**DATA ENTRIES:**
************

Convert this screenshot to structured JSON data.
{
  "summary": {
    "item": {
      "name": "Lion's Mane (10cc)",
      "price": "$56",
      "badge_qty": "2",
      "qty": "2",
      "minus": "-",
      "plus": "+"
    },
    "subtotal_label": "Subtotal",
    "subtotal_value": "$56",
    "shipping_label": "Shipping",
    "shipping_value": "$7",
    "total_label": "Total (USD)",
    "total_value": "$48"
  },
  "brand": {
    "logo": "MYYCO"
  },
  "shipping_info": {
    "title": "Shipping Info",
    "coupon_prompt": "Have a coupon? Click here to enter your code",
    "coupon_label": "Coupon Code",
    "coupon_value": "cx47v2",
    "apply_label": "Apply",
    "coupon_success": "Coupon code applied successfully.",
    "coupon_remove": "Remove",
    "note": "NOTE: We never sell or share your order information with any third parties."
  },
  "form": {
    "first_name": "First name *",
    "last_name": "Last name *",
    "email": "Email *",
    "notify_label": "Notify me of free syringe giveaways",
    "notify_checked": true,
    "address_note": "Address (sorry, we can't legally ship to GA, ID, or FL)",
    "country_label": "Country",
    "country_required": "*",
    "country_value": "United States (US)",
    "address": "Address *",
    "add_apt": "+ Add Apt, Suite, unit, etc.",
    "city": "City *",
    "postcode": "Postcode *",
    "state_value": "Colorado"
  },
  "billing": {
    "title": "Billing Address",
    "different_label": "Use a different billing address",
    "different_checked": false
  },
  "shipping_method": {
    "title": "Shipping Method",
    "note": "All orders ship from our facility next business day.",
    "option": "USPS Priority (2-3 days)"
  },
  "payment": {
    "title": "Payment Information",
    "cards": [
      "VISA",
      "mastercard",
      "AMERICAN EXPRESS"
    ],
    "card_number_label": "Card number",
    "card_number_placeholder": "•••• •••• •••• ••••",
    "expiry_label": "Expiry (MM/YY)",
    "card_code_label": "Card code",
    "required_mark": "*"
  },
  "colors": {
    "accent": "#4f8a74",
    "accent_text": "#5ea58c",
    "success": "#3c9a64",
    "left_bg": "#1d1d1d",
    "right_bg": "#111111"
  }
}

************

**YOUR INSTRUCTIONS:**
Restate all of the entries exactly, please.

**PROBLEM SOLUTION:**
Convert this screenshot to structured JSON data.
{
  "summary": {
    "item": {
      "name": "Lion's Mane (10cc)",
      "price": "$56",
      "badge_qty": "2",
      "qty": "2",
      "minus": "-",
      "plus": "+"
    },
    "subtotal_label": "Subtotal",
    "subtotal_value": "$56",
    "shipping_label": "Shipping",
    "shipping_value": "$7",
    "total_label": "Total (USD)",
    "total_value": "$48"
  },
  "brand": {
    "logo": "MYYCO"
  },
  "shipping_info": {
    "title": "Shipping Info",
    "coupon_prompt": "Have a coupon? Click here to enter your code",
    "coupon_label": "Coupon Code",
    "coupon_value": "cx47v2",
    "apply_label": "Apply",
    "coupon_success": "Coupon code applied successfully.",
    "coupon_remove": "Remove",
    "note": "NOTE: We never sell or share your order information with any third parties."
  },
  "form": {
    "first_name": "First name *",
    "last_name": "Last name *",
    "email": "Email *",
    "notify_label": "Notify me of free syringe giveaways",
    "notify_checked": true,
    "address_note": "Address (sorry, we can't legally ship to GA, ID, or FL)",
    "country_label": "Country",
    "country_required": "*",
    "country_value": "United States (US)",
    "address": "Address *",
    "add_apt": "+ Add Apt, Suite, unit, etc.",
    "city": "City *",
    "postcode": "Postcode *",
    "state_value": "Colorado"
  },
  "billing": {
    "title": "Billing Address",
    "different_label": "Use a different billing address",
    "different_checked": false
  },
  "shipping_method": {
    "title": "Shipping Method",
    "note": "All orders ship from our facility next business day.",
    "option": "USPS Priority (2-3 days)"
  },
  "payment": {
    "title": "Payment Information",
    "cards": [
      "VISA",
      "mastercard",
      "AMERICAN EXPRESS"
    ],
    "card_number_label": "Card number",
    "card_number_placeholder": "•••• •••• •••• ••••",
    "expiry_label": "Expiry (MM/YY)",
    "card_code_label": "Card code",
    "required_mark": "*"
  },
  "colors": {
    "accent": "#4f8a74",
    "accent_text": "#5ea58c",
    "success": "#3c9a64",
    "left_bg": "#1d1d1d",
    "right_bg": "#111111"
  }
}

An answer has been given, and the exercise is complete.